Exercises to complete
1) Summarize the comment thread excerpt on version control for coding agents in two sentences.
2) Write out the comment thread excerpt word for word, from "The idea is" to "in on entire.io.".
(Excerpt begins)

    I guess the next step would be having the coding agent save that session context automatically in a folder in the git repository rather than requiring a human to export it.

    This startup also seems to be operating in a similar space to tangled.org - moving code repos into a decentralised hosting environment.

    • tao_oat 38 minutes ago
      > moving code repos into a decentralised hosting environment

      It's unclear to me what Entire means by decentralized. Based on their most recent blog post (https://entire.io/blog/an-entirely-new-git-hosting-network) it seems like they just mean globally distributed, but all controlled by them.

      In contrast, Tangled at least offers something where you can own your own data!

    • sdesol 41 minutes ago
      This is what I am doing with my pi-brains extension for pi

      https://github.com/gitsense/pi-brains

      I will make another update by the end of this week that contains what I call "brain checkpoints" that will make it easier for developers to debug and understand AI reasoning.

      The idea is after a task has been finished, you would commit lessons, notes, and "brain checkpoints" that are designed to live with the code.

    • soph2k 10 minutes ago
      entire cli maintainer here: the entire cli does exactly this, with support for agent native clis but also pi or opencode. We take the raw session logs, put it in the repo with a stable link to the commit, and then you can render it in the cli or see it in on entire.io.
  • linsomniac 13 minutes ago
    Has anyone tried teaching the agents to use jj or gitbutler-cli to do their ideas of lightweight branches? I keep feeling like that would be a huge win for the multi-branch development I'm doing much more of with agents, but I haven't yet run that experiment.
  • oftenwrong 22 minutes ago
    I am anticipating a move away from git-style version control entirely.

    One possible shape is something like unison-lang's CAS AST model:

    https://www.unison-lang.org/docs/the-big-idea/

    This model has some significant downsides for humans, but less so for automatons. It eliminates some major problems of software development like merge conflicts, dependency hell, etc.

  • erelong 1 hour ago
    > Version Control Will Evolve for the Agent Boom

    Isn't this the idea behind Yegg's "Beads"?

  • federiconafria 23 minutes ago
    Anyone else finds the LLMs version control discipline lacking?

    The engineering practices in general are lacking. Not tests nor assumptions validation ever, unless explicitly asked.

  • pornel 1 hour ago
    I suspect we'll move away from pull requests, because in the LLM world they're the worst way of accepting a contribution.

    Verbose slop is painful to review, and it's dangerous to accept unreviewed code from a stranger.

    For a maintainer it's way easier to tell their own agent to reimplement the same idea. It's still slop, but done their way, under their supervision.

    For popular projects agent-made pull requests become a DoS attack. I wouldn't be surprised if projects start refusing to accept unsolicited PRs and switch to "don't call us, we'll call you". You could have an agent scanning forks of your projects to find what bugs users are fixing and what features they're adding, and use it as a roadmap, without the pressure of accepting any particular commit as-is.

    I'd also like to move away from a binary merged-not-merged divide. Projects may have a stable manually-reviewed core that should be protected from agents messing it up, while allowing the sloppy parts to churn however LLMs like it.

    • StilesCrisis 34 minutes ago
      > For a maintainer it's way easier to tell their own agent to reimplement the same idea.

      This only makes sense if you assume the original PR was just vibe-coded with minimal human effort. Maybe one day but I don't think we are there yet.

    • cryptonym 49 minutes ago
      The security implications of scanning and merging external prompts at scale are going to be interesting.
    • jeffbee 27 minutes ago
      Provocation: pull requests were always the worst way to do it.
    • classified 1 hour ago
      And it costs at least twice the amount of tokens, so a full win for LLM providers.
(Excerpt ends)
(Information begins)
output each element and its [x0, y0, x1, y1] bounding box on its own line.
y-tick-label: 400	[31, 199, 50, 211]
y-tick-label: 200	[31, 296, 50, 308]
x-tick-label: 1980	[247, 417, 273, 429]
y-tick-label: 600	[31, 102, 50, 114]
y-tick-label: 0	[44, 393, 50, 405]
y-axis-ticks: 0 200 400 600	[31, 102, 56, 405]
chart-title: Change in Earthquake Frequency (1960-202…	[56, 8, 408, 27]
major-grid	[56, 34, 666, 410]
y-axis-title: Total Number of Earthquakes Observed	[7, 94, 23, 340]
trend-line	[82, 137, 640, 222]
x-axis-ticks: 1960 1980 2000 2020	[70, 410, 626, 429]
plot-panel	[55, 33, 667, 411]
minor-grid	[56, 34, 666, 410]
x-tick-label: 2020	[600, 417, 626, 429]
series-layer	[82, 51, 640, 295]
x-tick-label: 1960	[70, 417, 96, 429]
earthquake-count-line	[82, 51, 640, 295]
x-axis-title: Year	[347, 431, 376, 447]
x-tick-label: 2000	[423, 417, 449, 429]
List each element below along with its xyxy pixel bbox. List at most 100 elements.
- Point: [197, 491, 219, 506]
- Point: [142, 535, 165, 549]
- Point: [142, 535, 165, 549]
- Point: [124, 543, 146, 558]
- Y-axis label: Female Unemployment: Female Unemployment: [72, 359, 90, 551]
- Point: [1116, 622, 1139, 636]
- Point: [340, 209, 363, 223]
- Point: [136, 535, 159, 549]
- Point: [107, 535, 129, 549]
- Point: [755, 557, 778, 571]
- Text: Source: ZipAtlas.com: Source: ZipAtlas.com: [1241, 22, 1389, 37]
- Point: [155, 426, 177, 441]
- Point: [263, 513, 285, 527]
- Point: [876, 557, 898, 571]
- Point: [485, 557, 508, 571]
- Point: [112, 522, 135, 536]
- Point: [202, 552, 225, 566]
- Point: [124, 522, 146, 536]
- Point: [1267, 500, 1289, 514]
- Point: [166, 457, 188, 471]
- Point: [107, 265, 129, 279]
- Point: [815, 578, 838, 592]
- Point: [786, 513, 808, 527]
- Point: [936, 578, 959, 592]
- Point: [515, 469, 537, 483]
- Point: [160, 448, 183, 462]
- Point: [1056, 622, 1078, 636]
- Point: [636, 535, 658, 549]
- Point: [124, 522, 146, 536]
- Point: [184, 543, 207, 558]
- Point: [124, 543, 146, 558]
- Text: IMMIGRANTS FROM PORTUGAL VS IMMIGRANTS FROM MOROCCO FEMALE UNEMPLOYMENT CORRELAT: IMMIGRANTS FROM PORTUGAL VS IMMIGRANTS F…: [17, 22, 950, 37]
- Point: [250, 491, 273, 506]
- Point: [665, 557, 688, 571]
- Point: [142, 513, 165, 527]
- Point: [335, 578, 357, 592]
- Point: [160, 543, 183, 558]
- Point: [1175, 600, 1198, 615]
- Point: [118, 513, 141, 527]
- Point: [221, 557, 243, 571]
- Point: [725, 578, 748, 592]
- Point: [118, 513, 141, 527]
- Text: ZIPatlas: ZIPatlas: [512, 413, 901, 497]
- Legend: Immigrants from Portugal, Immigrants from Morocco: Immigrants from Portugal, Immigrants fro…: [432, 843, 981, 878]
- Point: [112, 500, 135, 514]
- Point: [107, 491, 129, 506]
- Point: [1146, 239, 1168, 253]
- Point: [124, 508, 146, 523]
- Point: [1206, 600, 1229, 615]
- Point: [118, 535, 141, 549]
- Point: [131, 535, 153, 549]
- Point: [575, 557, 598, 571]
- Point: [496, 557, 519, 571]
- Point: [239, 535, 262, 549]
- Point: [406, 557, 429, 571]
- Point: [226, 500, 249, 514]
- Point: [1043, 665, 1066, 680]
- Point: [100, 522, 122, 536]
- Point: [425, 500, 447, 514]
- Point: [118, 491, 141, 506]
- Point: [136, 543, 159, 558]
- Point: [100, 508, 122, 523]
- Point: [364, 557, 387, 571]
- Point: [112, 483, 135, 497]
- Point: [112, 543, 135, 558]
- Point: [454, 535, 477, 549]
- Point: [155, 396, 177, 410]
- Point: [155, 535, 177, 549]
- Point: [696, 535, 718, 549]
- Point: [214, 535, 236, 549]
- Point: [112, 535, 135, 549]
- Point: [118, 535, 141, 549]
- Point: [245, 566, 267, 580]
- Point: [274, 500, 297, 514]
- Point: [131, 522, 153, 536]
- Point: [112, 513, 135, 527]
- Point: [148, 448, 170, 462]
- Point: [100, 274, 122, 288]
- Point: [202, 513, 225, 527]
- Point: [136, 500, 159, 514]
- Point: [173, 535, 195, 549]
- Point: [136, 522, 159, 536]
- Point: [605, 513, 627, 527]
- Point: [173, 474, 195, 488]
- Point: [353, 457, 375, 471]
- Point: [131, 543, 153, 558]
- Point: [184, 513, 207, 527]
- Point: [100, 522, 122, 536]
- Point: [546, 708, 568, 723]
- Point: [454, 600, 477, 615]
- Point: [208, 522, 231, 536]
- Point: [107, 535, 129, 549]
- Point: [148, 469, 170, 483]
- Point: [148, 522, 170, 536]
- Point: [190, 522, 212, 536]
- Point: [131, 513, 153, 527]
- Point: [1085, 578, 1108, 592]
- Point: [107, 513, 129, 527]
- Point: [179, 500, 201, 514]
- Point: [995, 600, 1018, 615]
(Information ends)
Answer set
1) Commenters discuss how version control might change for coding agents, starting with saving agent session context in the git repository, which an entire cli maintainer says their tool already does by storing raw session logs linked to commits. Others suggest teaching agents to use jj or gitbutler-cli, moving toward unison-lang's CAS AST model, and moving away from pull requests so that maintainers tell their own agents to reimplement contributed ideas.

2)
The idea is after a task has been finished, you would commit lessons, notes, and "brain checkpoints" that are designed to live with the code.

    • soph2k 10 minutes ago
      entire cli maintainer here: the entire cli does exactly this, with support for agent native clis but also pi or opencode. We take the raw session logs, put it in the repo with a stable link to the commit, and then you can render it in the cli or see it in on entire.io.